TASK DETAILS: Could you repeat the records below exactly, leaving out any pictures?

STORED ROWS:
________________________
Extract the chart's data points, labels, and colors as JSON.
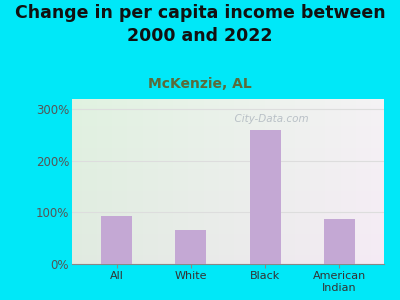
{
  "title": "Change in per capita income between\n2000 and 2022",
  "subtitle": "McKenzie, AL",
  "categories": [
    "All",
    "White",
    "Black",
    "American\nIndian"
  ],
  "values": [
    93,
    65,
    260,
    88
  ],
  "bar_color": "#c4a8d4",
  "ylim": [
    0,
    320
  ],
  "yticks": [
    0,
    100,
    200,
    300
  ],
  "ytick_labels": [
    "0%",
    "100%",
    "200%",
    "300%"
  ],
  "bg_outer": "#00e8f8",
  "bg_plot_topleft": "#d8efd0",
  "bg_plot_right": "#f0f0f0",
  "title_fontsize": 12.5,
  "subtitle_fontsize": 10,
  "subtitle_color": "#5a6b3a",
  "watermark": "  City-Data.com",
  "grid_color": "#dddddd",
  "tick_label_color": "#555555",
  "xlabel_color": "#333333"
}
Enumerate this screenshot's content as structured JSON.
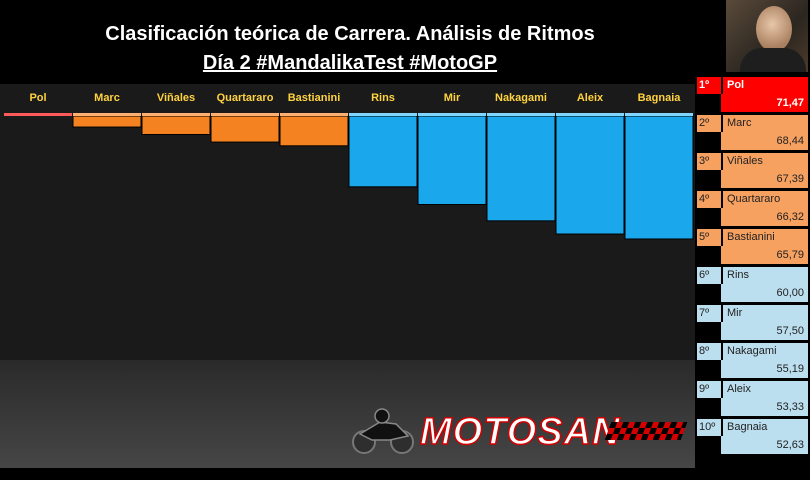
________________________
ANSWER FOR THE TASK:
Extract the chart's data points, labels, and colors as JSON.
{
  "title": "Change in per capita income between\n2000 and 2022",
  "subtitle": "McKenzie, AL",
  "categories": [
    "All",
    "White",
    "Black",
    "American\nIndian"
  ],
  "values": [
    93,
    65,
    260,
    88
  ],
  "bar_color": "#c4a8d4",
  "ylim": [
    0,
    320
  ],
  "yticks": [
    0,
    100,
    200,
    300
  ],
  "ytick_labels": [
    "0%",
    "100%",
    "200%",
    "300%"
  ],
  "bg_outer": "#00e8f8",
  "bg_plot_topleft": "#d8efd0",
  "bg_plot_right": "#f0f0f0",
  "title_fontsize": 12.5,
  "subtitle_fontsize": 10,
  "subtitle_color": "#5a6b3a",
  "watermark": "  City-Data.com",
  "grid_color": "#dddddd",
  "tick_label_color": "#555555",
  "xlabel_color": "#333333"
}
Enumerate this screenshot's content as structured JSON.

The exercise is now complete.